• WHAT NEEDS TO BE DONE:
Find each line in the following listing that has the string "Todos", then state the count and nothing else.

• MATERIAL TO PROCESS:
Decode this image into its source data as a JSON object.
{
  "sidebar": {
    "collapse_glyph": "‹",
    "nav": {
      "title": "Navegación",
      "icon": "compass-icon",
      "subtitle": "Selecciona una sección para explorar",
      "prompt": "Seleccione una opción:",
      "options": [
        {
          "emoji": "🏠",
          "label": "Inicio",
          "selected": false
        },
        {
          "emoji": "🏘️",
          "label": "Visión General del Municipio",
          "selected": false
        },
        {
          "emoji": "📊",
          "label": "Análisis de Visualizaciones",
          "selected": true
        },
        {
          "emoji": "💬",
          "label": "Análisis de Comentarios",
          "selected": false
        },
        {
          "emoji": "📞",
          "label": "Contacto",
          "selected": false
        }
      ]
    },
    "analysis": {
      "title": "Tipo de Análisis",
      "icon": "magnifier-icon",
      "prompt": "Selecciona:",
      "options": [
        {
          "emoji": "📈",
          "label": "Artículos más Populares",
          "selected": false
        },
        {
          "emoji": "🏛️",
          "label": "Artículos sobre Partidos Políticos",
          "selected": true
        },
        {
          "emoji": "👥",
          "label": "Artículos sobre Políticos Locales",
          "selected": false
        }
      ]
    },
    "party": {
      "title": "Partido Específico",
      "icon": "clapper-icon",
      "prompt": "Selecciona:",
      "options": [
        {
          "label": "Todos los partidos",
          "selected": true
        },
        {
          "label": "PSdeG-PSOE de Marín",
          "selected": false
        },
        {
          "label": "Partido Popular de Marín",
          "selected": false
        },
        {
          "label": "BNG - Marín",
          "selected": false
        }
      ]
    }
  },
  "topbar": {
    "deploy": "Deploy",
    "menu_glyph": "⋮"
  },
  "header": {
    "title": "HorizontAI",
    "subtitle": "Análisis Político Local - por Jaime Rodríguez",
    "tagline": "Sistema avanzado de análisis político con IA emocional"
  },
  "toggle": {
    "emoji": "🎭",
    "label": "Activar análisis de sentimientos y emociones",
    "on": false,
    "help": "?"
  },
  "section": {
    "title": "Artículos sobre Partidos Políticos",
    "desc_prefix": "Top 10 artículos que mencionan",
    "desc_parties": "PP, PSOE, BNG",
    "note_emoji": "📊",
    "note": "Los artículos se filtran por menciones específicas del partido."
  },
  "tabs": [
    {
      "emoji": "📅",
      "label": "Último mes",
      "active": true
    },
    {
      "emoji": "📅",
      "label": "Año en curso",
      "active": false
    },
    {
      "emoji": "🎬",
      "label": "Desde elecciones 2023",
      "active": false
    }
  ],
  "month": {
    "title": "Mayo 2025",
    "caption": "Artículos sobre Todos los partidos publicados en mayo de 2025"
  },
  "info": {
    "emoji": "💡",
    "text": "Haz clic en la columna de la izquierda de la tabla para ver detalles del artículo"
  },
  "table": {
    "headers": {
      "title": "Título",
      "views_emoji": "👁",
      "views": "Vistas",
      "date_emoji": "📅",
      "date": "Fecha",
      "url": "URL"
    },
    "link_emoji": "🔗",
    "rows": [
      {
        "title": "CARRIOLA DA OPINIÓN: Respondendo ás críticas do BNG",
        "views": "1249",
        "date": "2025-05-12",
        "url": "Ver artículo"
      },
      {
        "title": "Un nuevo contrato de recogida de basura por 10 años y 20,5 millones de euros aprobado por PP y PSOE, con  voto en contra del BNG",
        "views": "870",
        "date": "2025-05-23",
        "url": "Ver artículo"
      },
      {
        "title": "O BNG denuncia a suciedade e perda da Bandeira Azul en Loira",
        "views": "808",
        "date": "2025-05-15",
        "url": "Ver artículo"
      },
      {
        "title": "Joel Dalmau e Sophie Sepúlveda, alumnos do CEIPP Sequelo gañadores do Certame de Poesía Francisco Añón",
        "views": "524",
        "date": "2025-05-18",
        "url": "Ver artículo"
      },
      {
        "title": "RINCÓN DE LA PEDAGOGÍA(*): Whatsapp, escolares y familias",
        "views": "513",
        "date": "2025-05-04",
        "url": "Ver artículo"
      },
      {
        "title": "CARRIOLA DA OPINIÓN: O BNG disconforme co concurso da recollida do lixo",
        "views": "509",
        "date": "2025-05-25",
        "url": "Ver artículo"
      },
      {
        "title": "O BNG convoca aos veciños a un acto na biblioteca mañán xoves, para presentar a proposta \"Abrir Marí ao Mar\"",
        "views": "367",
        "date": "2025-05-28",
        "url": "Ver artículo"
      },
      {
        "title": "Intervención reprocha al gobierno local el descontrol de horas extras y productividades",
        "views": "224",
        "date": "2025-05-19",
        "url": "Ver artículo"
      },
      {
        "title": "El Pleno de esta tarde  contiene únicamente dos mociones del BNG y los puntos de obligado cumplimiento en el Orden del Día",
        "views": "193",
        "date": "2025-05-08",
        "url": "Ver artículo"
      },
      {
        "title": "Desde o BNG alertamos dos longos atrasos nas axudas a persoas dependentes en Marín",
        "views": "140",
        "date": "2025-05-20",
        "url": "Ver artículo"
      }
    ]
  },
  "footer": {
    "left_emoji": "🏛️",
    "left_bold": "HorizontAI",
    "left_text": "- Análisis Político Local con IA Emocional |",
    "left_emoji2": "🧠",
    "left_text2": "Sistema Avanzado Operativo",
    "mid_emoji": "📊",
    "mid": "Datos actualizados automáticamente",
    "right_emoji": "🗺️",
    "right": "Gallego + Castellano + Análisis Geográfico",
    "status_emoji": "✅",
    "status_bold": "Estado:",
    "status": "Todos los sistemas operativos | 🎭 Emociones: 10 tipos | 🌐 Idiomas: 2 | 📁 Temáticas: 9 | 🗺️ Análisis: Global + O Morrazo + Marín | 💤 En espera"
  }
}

• ANSWER TO THE PROBLEM:
3